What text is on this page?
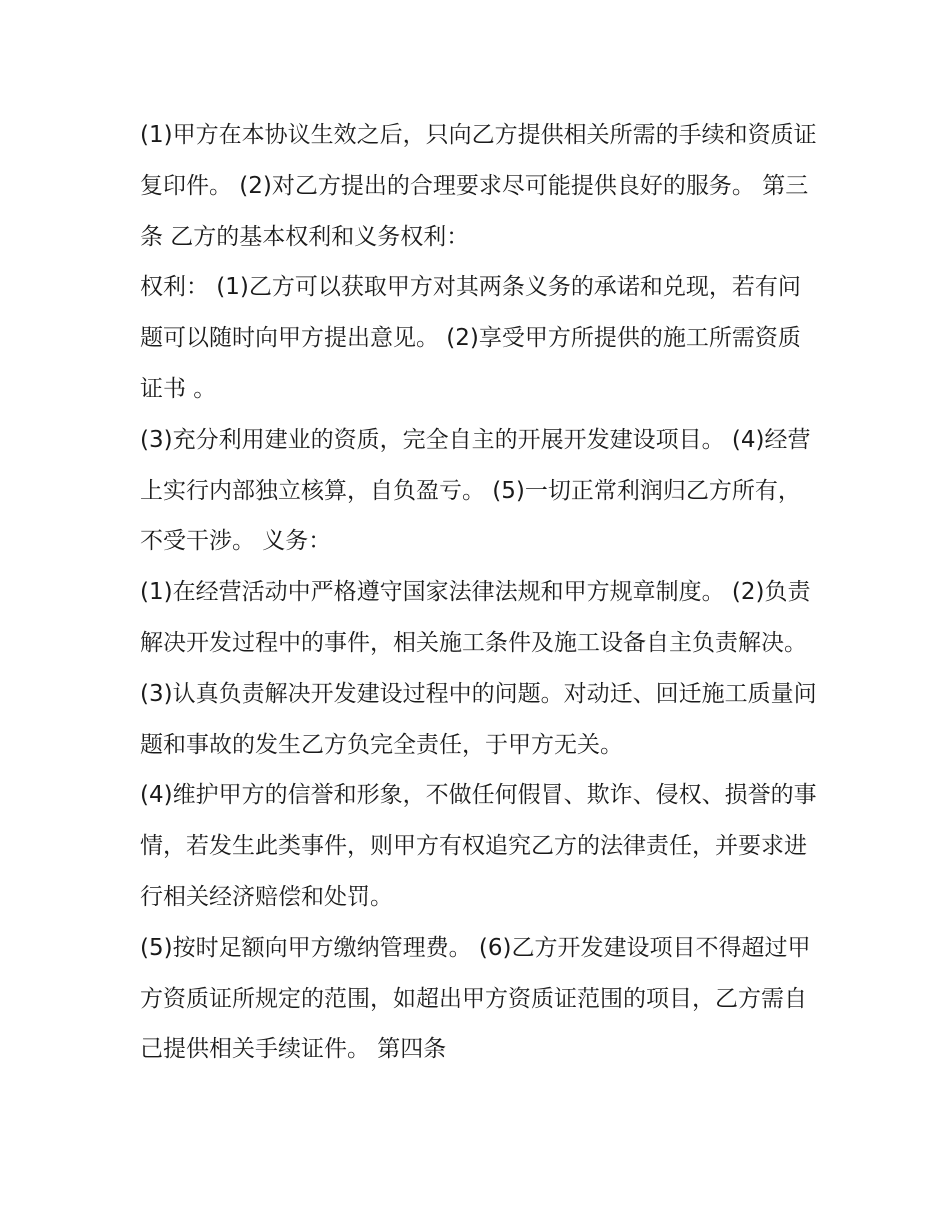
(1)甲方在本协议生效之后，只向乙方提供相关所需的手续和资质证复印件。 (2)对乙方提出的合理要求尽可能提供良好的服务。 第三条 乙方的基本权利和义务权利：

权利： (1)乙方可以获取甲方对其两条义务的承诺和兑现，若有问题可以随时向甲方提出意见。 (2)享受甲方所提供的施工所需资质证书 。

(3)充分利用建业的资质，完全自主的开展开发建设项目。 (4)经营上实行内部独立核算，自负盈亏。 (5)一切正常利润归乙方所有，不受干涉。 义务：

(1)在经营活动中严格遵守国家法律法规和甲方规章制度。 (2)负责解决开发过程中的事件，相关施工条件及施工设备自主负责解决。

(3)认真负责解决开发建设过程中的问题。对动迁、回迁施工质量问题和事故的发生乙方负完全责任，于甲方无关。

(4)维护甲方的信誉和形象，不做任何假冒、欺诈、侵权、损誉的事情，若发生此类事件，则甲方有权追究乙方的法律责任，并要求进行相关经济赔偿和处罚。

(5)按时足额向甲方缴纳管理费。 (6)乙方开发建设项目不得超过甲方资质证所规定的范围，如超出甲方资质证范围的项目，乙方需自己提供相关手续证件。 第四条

--*--

*Task statement*: Drop the pictures and reproduce the rest of the entries above exactly.

*Result*:
What text is on this page?
(1)甲方在本协议生效之后，只向乙方提供相关所需的手续和资质证复印件。 (2)对乙方提出的合理要求尽可能提供良好的服务。 第三条 乙方的基本权利和义务权利：

权利： (1)乙方可以获取甲方对其两条义务的承诺和兑现，若有问题可以随时向甲方提出意见。 (2)享受甲方所提供的施工所需资质证书 。

(3)充分利用建业的资质，完全自主的开展开发建设项目。 (4)经营上实行内部独立核算，自负盈亏。 (5)一切正常利润归乙方所有，不受干涉。 义务：

(1)在经营活动中严格遵守国家法律法规和甲方规章制度。 (2)负责解决开发过程中的事件，相关施工条件及施工设备自主负责解决。

(3)认真负责解决开发建设过程中的问题。对动迁、回迁施工质量问题和事故的发生乙方负完全责任，于甲方无关。

(4)维护甲方的信誉和形象，不做任何假冒、欺诈、侵权、损誉的事情，若发生此类事件，则甲方有权追究乙方的法律责任，并要求进行相关经济赔偿和处罚。

(5)按时足额向甲方缴纳管理费。 (6)乙方开发建设项目不得超过甲方资质证所规定的范围，如超出甲方资质证范围的项目，乙方需自己提供相关手续证件。 第四条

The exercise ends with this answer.